*WHAT IS BEING ASKED*. Every line below is to be copied exactly, with the pictures left out.

****************************************

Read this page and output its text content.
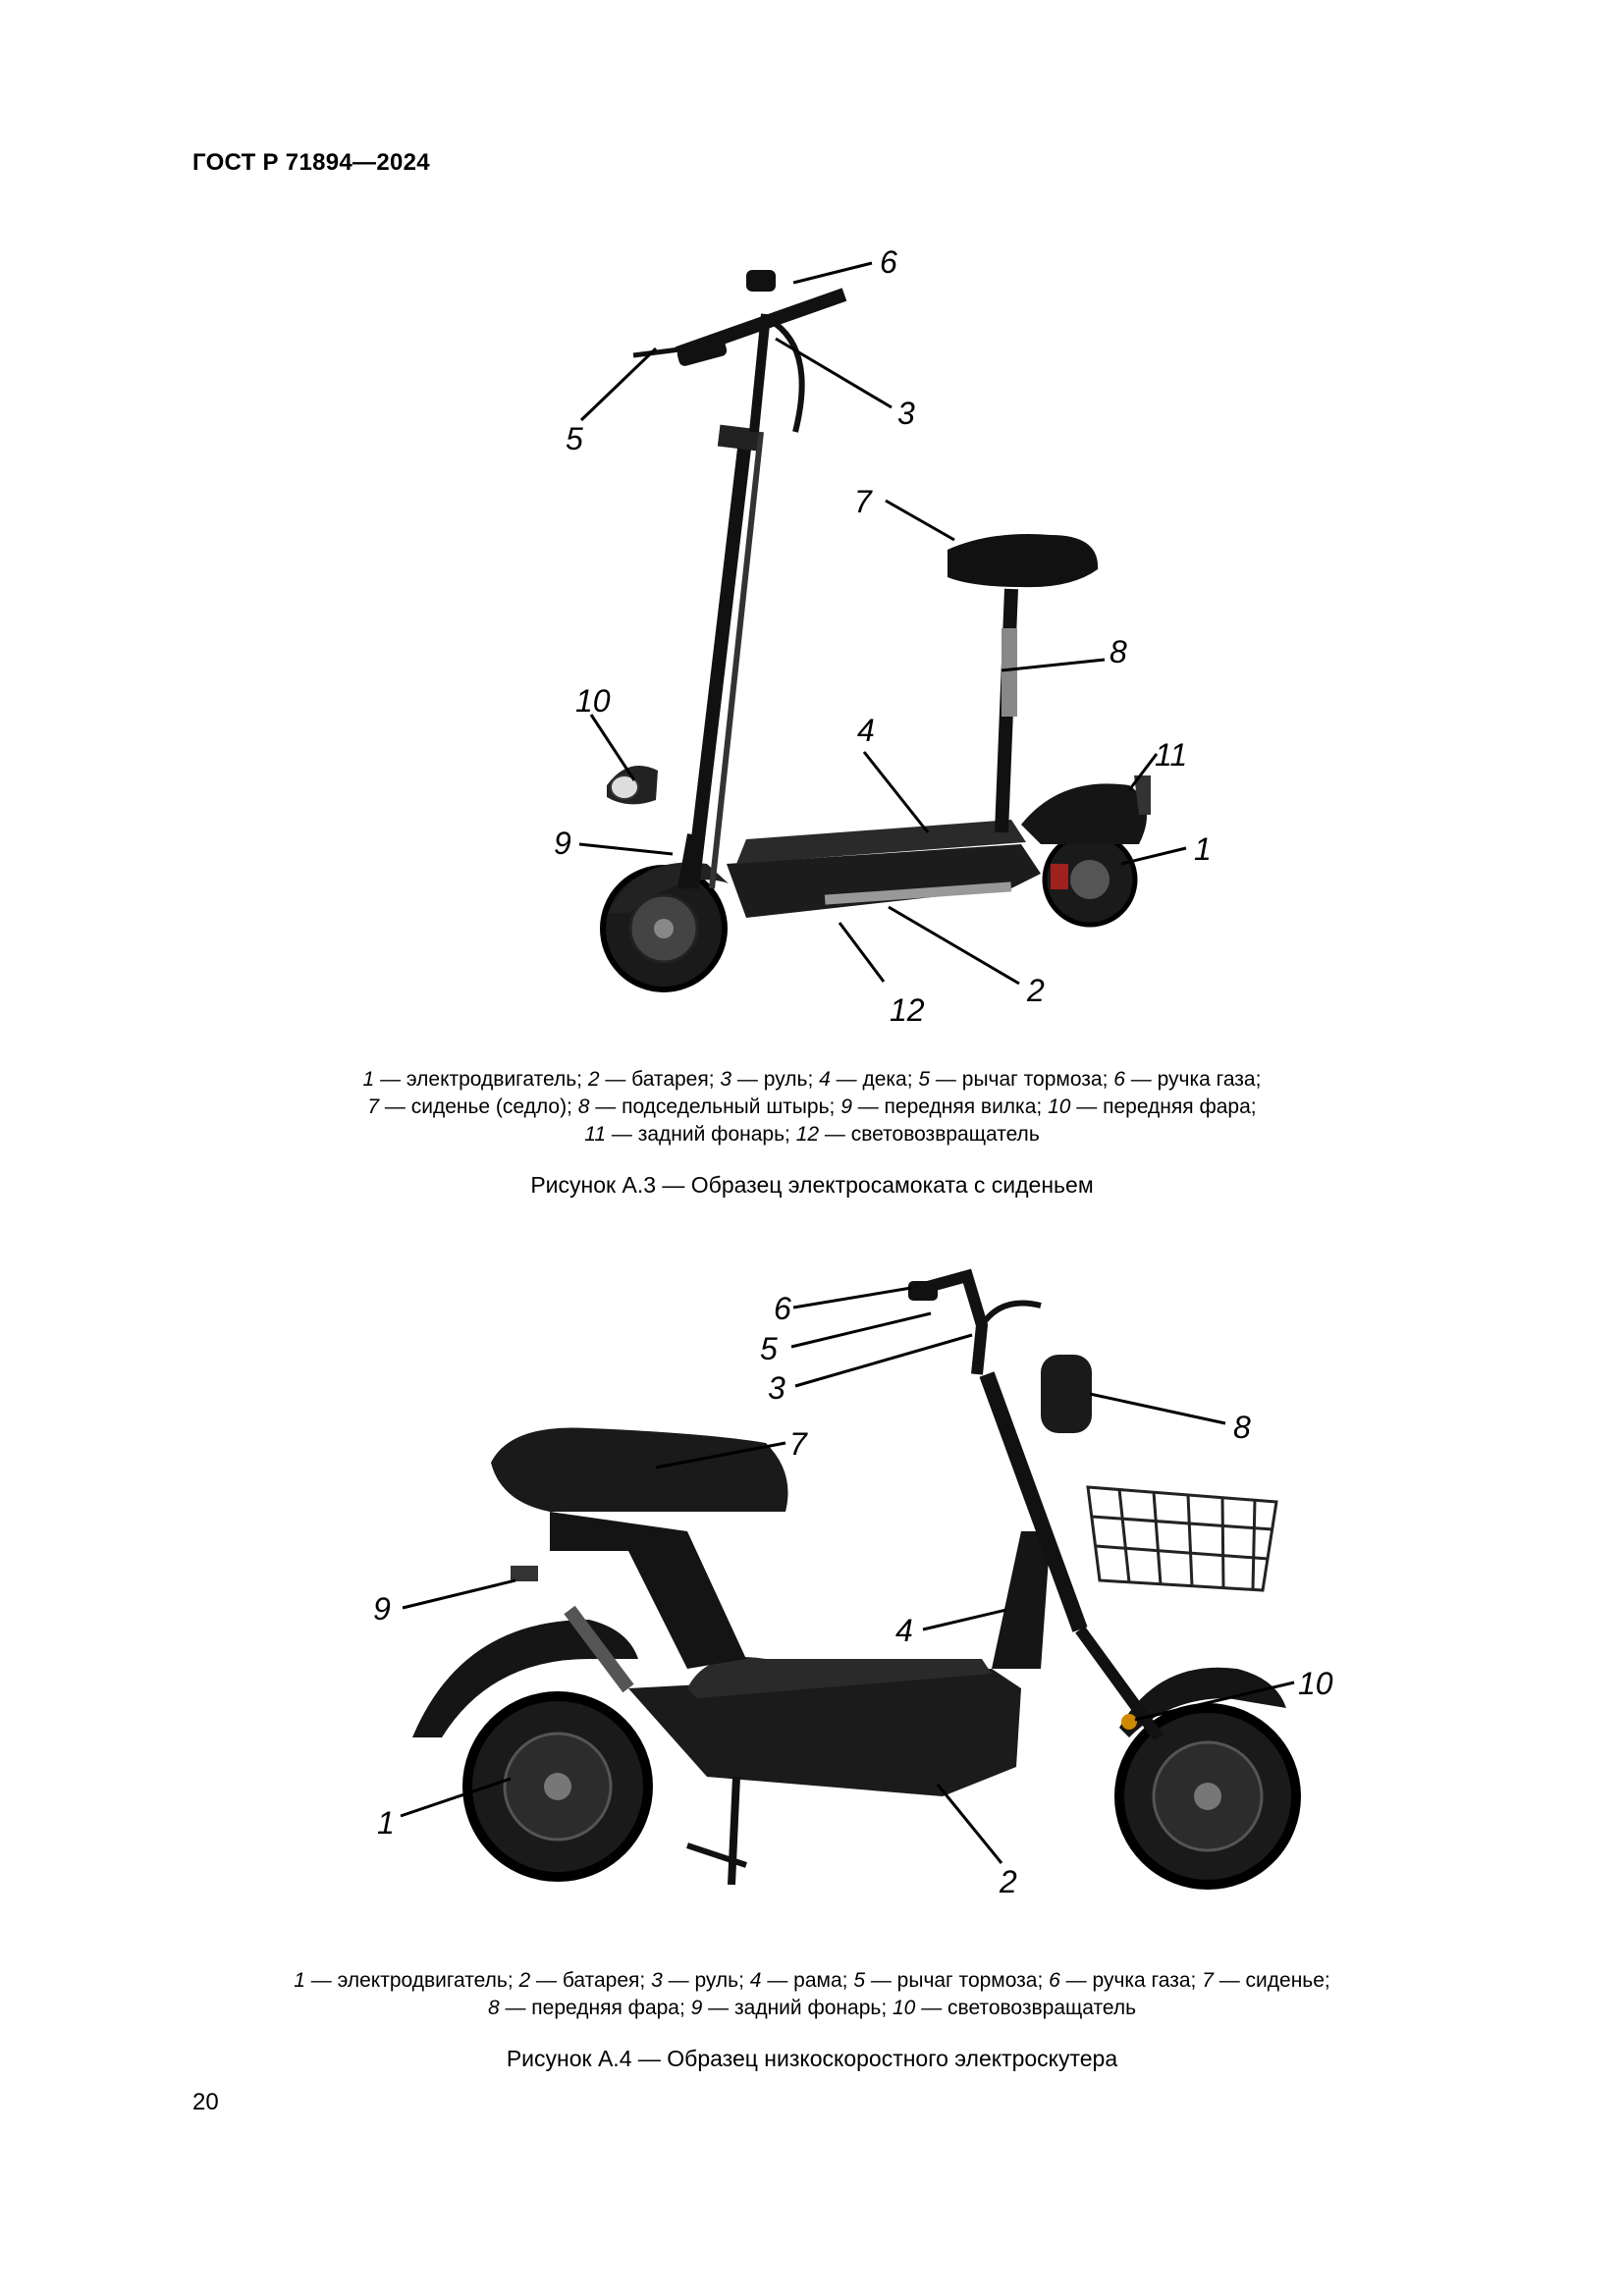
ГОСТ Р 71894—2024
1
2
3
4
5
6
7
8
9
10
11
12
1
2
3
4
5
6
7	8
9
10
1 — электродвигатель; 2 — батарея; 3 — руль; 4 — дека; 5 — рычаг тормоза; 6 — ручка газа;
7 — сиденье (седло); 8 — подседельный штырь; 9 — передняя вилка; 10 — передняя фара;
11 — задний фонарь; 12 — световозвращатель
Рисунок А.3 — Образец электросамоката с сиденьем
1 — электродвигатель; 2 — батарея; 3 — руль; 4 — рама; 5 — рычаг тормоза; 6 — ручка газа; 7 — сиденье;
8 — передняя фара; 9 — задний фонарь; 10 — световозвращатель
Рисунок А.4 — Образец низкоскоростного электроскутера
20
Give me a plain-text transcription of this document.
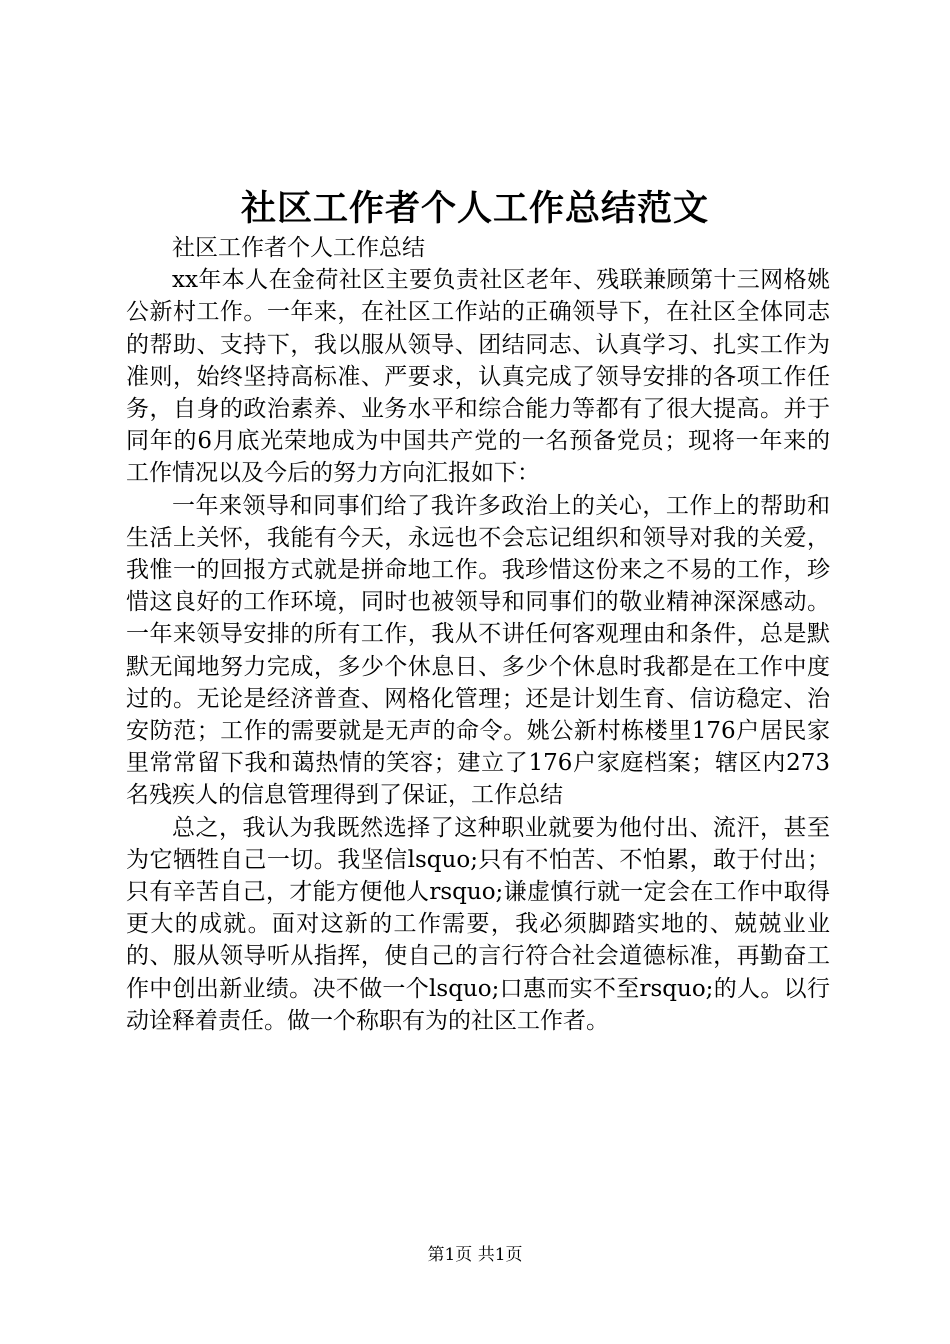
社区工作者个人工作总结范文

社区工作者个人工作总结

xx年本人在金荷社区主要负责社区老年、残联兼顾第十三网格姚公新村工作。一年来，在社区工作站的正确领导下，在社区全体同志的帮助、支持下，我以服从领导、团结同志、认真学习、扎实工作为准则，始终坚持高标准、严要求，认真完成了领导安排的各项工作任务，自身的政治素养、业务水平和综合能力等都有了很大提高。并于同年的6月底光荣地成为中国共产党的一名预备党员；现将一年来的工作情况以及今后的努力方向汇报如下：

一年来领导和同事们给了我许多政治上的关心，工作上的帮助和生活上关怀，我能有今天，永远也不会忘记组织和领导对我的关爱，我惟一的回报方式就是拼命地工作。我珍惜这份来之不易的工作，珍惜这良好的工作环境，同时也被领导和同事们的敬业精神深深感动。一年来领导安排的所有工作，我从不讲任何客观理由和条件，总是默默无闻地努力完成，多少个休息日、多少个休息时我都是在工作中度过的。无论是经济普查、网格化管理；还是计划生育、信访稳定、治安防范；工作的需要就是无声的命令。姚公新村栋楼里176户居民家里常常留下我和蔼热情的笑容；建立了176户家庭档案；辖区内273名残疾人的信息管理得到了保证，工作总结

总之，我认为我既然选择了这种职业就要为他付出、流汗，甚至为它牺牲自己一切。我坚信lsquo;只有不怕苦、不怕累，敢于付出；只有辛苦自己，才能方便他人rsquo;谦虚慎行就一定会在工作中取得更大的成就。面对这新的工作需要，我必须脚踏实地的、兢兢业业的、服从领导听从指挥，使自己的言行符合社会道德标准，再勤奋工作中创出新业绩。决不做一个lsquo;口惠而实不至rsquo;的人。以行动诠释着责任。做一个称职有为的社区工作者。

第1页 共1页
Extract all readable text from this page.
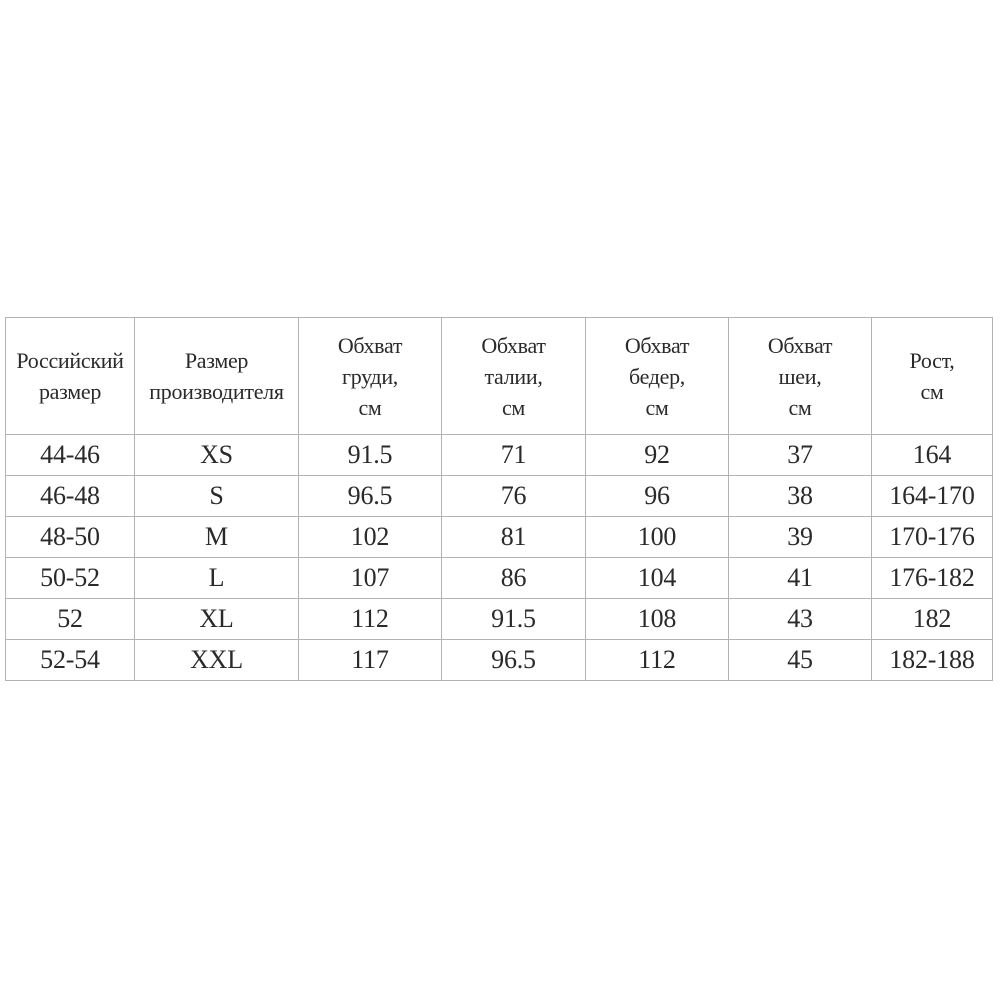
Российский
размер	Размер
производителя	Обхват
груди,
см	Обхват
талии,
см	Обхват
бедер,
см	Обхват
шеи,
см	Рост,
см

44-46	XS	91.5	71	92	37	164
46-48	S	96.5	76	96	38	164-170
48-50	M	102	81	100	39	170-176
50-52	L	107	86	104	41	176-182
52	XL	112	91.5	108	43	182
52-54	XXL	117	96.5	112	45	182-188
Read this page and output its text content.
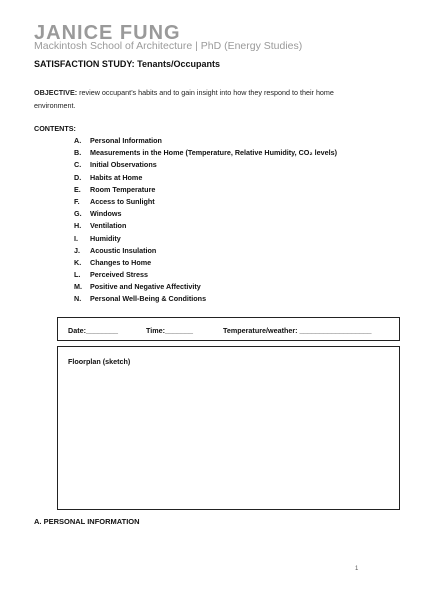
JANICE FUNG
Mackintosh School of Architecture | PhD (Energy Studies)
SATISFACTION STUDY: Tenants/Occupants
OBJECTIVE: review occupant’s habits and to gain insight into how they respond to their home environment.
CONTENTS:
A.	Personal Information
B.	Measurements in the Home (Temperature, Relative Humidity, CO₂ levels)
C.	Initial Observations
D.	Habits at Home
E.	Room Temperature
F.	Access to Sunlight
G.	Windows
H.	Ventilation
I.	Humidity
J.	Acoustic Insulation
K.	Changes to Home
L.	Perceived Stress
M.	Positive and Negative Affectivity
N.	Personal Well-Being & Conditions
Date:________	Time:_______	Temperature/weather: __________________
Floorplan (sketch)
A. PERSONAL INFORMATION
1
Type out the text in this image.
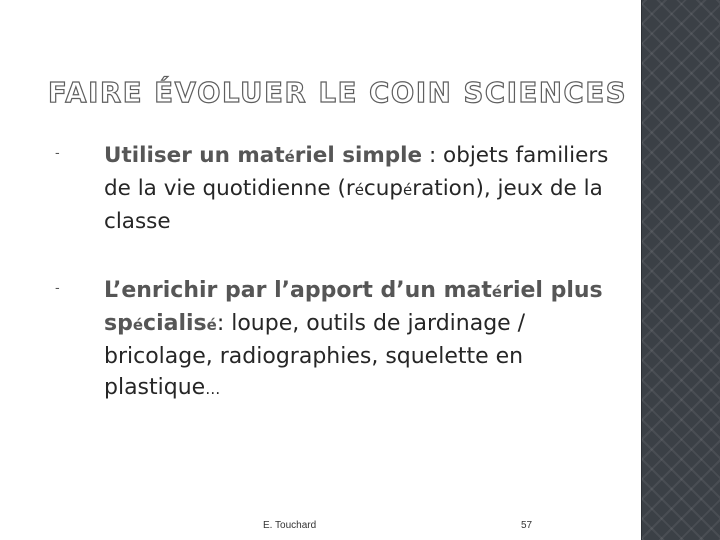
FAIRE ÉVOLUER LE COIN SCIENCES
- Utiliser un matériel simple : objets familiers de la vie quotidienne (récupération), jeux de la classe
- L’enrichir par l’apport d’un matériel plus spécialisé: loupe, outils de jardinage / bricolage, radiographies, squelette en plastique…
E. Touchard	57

****************************************

*ANSWER FOR THE TASK*.
Read this page and output its text content.
ГОСТ Р 71894—2024
1
2
3
4
5
6
7
8
9
10
11
12
1
2
3
4
5
6
7	8
9
10
1 — электродвигатель; 2 — батарея; 3 — руль; 4 — дека; 5 — рычаг тормоза; 6 — ручка газа;
7 — сиденье (седло); 8 — подседельный штырь; 9 — передняя вилка; 10 — передняя фара;
11 — задний фонарь; 12 — световозвращатель
Рисунок А.3 — Образец электросамоката с сиденьем
1 — электродвигатель; 2 — батарея; 3 — руль; 4 — рама; 5 — рычаг тормоза; 6 — ручка газа; 7 — сиденье;
8 — передняя фара; 9 — задний фонарь; 10 — световозвращатель
Рисунок А.4 — Образец низкоскоростного электроскутера
20
Give me a plain-text transcription of this document.
社区工作者个人工作总结范文

社区工作者个人工作总结

xx年本人在金荷社区主要负责社区老年、残联兼顾第十三网格姚公新村工作。一年来，在社区工作站的正确领导下，在社区全体同志的帮助、支持下，我以服从领导、团结同志、认真学习、扎实工作为准则，始终坚持高标准、严要求，认真完成了领导安排的各项工作任务，自身的政治素养、业务水平和综合能力等都有了很大提高。并于同年的6月底光荣地成为中国共产党的一名预备党员；现将一年来的工作情况以及今后的努力方向汇报如下：

一年来领导和同事们给了我许多政治上的关心，工作上的帮助和生活上关怀，我能有今天，永远也不会忘记组织和领导对我的关爱，我惟一的回报方式就是拼命地工作。我珍惜这份来之不易的工作，珍惜这良好的工作环境，同时也被领导和同事们的敬业精神深深感动。一年来领导安排的所有工作，我从不讲任何客观理由和条件，总是默默无闻地努力完成，多少个休息日、多少个休息时我都是在工作中度过的。无论是经济普查、网格化管理；还是计划生育、信访稳定、治安防范；工作的需要就是无声的命令。姚公新村栋楼里176户居民家里常常留下我和蔼热情的笑容；建立了176户家庭档案；辖区内273名残疾人的信息管理得到了保证，工作总结

总之，我认为我既然选择了这种职业就要为他付出、流汗，甚至为它牺牲自己一切。我坚信lsquo;只有不怕苦、不怕累，敢于付出；只有辛苦自己，才能方便他人rsquo;谦虚慎行就一定会在工作中取得更大的成就。面对这新的工作需要，我必须脚踏实地的、兢兢业业的、服从领导听从指挥，使自己的言行符合社会道德标准，再勤奋工作中创出新业绩。决不做一个lsquo;口惠而实不至rsquo;的人。以行动诠释着责任。做一个称职有为的社区工作者。

第1页 共1页
Extract all readable text from this page.
Российский
размер	Размер
производителя	Обхват
груди,
см	Обхват
талии,
см	Обхват
бедер,
см	Обхват
шеи,
см	Рост,
см

44-46	XS	91.5	71	92	37	164
46-48	S	96.5	76	96	38	164-170
48-50	M	102	81	100	39	170-176
50-52	L	107	86	104	41	176-182
52	XL	112	91.5	108	43	182
52-54	XXL	117	96.5	112	45	182-188
Read this page and output its text content.
JANICE FUNG
Mackintosh School of Architecture | PhD (Energy Studies)
SATISFACTION STUDY: Tenants/Occupants
OBJECTIVE: review occupant’s habits and to gain insight into how they respond to their home environment.
CONTENTS:
A.	Personal Information
B.	Measurements in the Home (Temperature, Relative Humidity, CO₂ levels)
C.	Initial Observations
D.	Habits at Home
E.	Room Temperature
F.	Access to Sunlight
G.	Windows
H.	Ventilation
I.	Humidity
J.	Acoustic Insulation
K.	Changes to Home
L.	Perceived Stress
M.	Positive and Negative Affectivity
N.	Personal Well-Being & Conditions
Date:________	Time:_______	Temperature/weather: __________________
Floorplan (sketch)
A. PERSONAL INFORMATION
1
Type out the text in this image.
FAIRE ÉVOLUER LE COIN SCIENCES
- Utiliser un matériel simple : objets familiers de la vie quotidienne (récupération), jeux de la classe
- L’enrichir par l’apport d’un matériel plus spécialisé: loupe, outils de jardinage / bricolage, radiographies, squelette en plastique…
E. Touchard	57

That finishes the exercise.